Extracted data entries
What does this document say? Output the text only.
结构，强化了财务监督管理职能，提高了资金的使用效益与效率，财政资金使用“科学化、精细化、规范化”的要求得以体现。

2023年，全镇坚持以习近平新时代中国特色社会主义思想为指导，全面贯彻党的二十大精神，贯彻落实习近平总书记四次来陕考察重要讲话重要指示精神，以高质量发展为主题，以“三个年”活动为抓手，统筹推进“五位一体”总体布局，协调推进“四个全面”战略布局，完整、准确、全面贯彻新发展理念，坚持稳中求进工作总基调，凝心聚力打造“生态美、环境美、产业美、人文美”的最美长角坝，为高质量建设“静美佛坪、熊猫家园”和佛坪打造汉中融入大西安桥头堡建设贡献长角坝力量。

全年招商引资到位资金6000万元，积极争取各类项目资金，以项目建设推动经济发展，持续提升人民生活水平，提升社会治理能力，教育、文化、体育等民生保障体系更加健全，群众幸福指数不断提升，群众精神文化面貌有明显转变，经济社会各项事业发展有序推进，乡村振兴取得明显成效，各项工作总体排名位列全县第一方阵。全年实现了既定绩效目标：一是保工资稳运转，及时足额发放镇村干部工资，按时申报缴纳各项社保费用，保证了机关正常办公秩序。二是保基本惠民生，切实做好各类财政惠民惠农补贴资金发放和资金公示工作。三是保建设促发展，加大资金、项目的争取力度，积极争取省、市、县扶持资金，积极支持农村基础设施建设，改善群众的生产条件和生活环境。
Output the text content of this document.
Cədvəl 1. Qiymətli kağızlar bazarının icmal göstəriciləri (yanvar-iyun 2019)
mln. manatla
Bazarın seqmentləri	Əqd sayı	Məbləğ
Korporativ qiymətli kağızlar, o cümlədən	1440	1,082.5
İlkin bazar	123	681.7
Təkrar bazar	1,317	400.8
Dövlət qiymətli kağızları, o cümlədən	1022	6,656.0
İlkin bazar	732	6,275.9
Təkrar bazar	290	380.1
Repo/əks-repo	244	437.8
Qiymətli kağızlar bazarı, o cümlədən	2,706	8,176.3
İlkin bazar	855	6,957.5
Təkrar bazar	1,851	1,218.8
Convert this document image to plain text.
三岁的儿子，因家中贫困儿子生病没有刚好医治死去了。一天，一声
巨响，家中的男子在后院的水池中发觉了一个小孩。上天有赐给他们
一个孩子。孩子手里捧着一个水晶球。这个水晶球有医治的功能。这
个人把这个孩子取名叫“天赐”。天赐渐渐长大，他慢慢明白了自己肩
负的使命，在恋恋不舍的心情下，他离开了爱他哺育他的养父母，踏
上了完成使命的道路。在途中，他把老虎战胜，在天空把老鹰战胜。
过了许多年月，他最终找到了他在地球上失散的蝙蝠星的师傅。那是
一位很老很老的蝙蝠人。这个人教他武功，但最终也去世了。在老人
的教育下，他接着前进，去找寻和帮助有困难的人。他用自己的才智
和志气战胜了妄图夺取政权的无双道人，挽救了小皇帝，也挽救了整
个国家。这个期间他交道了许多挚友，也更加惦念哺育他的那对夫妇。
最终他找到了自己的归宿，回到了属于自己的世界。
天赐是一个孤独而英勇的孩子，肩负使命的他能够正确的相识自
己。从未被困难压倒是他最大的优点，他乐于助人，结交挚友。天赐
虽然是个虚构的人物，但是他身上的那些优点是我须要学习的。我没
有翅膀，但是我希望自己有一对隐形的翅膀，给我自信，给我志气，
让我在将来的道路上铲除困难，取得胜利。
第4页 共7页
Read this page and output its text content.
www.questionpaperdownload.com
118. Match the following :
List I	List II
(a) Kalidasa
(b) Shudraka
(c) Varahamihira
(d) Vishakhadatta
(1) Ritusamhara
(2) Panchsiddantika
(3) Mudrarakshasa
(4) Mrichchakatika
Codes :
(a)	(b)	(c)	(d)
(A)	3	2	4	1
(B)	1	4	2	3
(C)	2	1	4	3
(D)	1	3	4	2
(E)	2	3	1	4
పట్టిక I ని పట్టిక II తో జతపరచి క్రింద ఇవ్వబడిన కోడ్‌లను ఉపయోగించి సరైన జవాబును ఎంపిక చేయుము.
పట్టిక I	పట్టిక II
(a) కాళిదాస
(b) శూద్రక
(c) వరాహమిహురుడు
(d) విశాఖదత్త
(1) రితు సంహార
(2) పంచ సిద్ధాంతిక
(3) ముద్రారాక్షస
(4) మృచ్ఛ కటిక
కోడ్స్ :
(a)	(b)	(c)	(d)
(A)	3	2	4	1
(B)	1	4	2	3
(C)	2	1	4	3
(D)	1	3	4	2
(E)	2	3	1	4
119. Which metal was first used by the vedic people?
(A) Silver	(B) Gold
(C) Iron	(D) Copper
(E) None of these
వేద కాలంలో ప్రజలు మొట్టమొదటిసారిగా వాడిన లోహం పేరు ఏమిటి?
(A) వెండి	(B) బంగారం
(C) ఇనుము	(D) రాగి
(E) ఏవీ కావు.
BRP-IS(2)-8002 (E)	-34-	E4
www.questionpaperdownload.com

#### THE EXERCISE:
Output each entry precisely as given.

#### TASK SOLUTION:
What does this document say? Output the text only.
结构，强化了财务监督管理职能，提高了资金的使用效益与效率，财政资金使用“科学化、精细化、规范化”的要求得以体现。

2023年，全镇坚持以习近平新时代中国特色社会主义思想为指导，全面贯彻党的二十大精神，贯彻落实习近平总书记四次来陕考察重要讲话重要指示精神，以高质量发展为主题，以“三个年”活动为抓手，统筹推进“五位一体”总体布局，协调推进“四个全面”战略布局，完整、准确、全面贯彻新发展理念，坚持稳中求进工作总基调，凝心聚力打造“生态美、环境美、产业美、人文美”的最美长角坝，为高质量建设“静美佛坪、熊猫家园”和佛坪打造汉中融入大西安桥头堡建设贡献长角坝力量。

全年招商引资到位资金6000万元，积极争取各类项目资金，以项目建设推动经济发展，持续提升人民生活水平，提升社会治理能力，教育、文化、体育等民生保障体系更加健全，群众幸福指数不断提升，群众精神文化面貌有明显转变，经济社会各项事业发展有序推进，乡村振兴取得明显成效，各项工作总体排名位列全县第一方阵。全年实现了既定绩效目标：一是保工资稳运转，及时足额发放镇村干部工资，按时申报缴纳各项社保费用，保证了机关正常办公秩序。二是保基本惠民生，切实做好各类财政惠民惠农补贴资金发放和资金公示工作。三是保建设促发展，加大资金、项目的争取力度，积极争取省、市、县扶持资金，积极支持农村基础设施建设，改善群众的生产条件和生活环境。
Output the text content of this document.
Cədvəl 1. Qiymətli kağızlar bazarının icmal göstəriciləri (yanvar-iyun 2019)
mln. manatla
Bazarın seqmentləri	Əqd sayı	Məbləğ
Korporativ qiymətli kağızlar, o cümlədən	1440	1,082.5
İlkin bazar	123	681.7
Təkrar bazar	1,317	400.8
Dövlət qiymətli kağızları, o cümlədən	1022	6,656.0
İlkin bazar	732	6,275.9
Təkrar bazar	290	380.1
Repo/əks-repo	244	437.8
Qiymətli kağızlar bazarı, o cümlədən	2,706	8,176.3
İlkin bazar	855	6,957.5
Təkrar bazar	1,851	1,218.8
Convert this document image to plain text.
三岁的儿子，因家中贫困儿子生病没有刚好医治死去了。一天，一声
巨响，家中的男子在后院的水池中发觉了一个小孩。上天有赐给他们
一个孩子。孩子手里捧着一个水晶球。这个水晶球有医治的功能。这
个人把这个孩子取名叫“天赐”。天赐渐渐长大，他慢慢明白了自己肩
负的使命，在恋恋不舍的心情下，他离开了爱他哺育他的养父母，踏
上了完成使命的道路。在途中，他把老虎战胜，在天空把老鹰战胜。
过了许多年月，他最终找到了他在地球上失散的蝙蝠星的师傅。那是
一位很老很老的蝙蝠人。这个人教他武功，但最终也去世了。在老人
的教育下，他接着前进，去找寻和帮助有困难的人。他用自己的才智
和志气战胜了妄图夺取政权的无双道人，挽救了小皇帝，也挽救了整
个国家。这个期间他交道了许多挚友，也更加惦念哺育他的那对夫妇。
最终他找到了自己的归宿，回到了属于自己的世界。
天赐是一个孤独而英勇的孩子，肩负使命的他能够正确的相识自
己。从未被困难压倒是他最大的优点，他乐于助人，结交挚友。天赐
虽然是个虚构的人物，但是他身上的那些优点是我须要学习的。我没
有翅膀，但是我希望自己有一对隐形的翅膀，给我自信，给我志气，
让我在将来的道路上铲除困难，取得胜利。
第4页 共7页
Read this page and output its text content.
www.questionpaperdownload.com
118. Match the following :
List I	List II
(a) Kalidasa
(b) Shudraka
(c) Varahamihira
(d) Vishakhadatta
(1) Ritusamhara
(2) Panchsiddantika
(3) Mudrarakshasa
(4) Mrichchakatika
Codes :
(a)	(b)	(c)	(d)
(A)	3	2	4	1
(B)	1	4	2	3
(C)	2	1	4	3
(D)	1	3	4	2
(E)	2	3	1	4
పట్టిక I ని పట్టిక II తో జతపరచి క్రింద ఇవ్వబడిన కోడ్‌లను ఉపయోగించి సరైన జవాబును ఎంపిక చేయుము.
పట్టిక I	పట్టిక II
(a) కాళిదాస
(b) శూద్రక
(c) వరాహమిహురుడు
(d) విశాఖదత్త
(1) రితు సంహార
(2) పంచ సిద్ధాంతిక
(3) ముద్రారాక్షస
(4) మృచ్ఛ కటిక
కోడ్స్ :
(a)	(b)	(c)	(d)
(A)	3	2	4	1
(B)	1	4	2	3
(C)	2	1	4	3
(D)	1	3	4	2
(E)	2	3	1	4
119. Which metal was first used by the vedic people?
(A) Silver	(B) Gold
(C) Iron	(D) Copper
(E) None of these
వేద కాలంలో ప్రజలు మొట్టమొదటిసారిగా వాడిన లోహం పేరు ఏమిటి?
(A) వెండి	(B) బంగారం
(C) ఇనుము	(D) రాగి
(E) ఏవీ కావు.
BRP-IS(2)-8002 (E)	-34-	E4
www.questionpaperdownload.com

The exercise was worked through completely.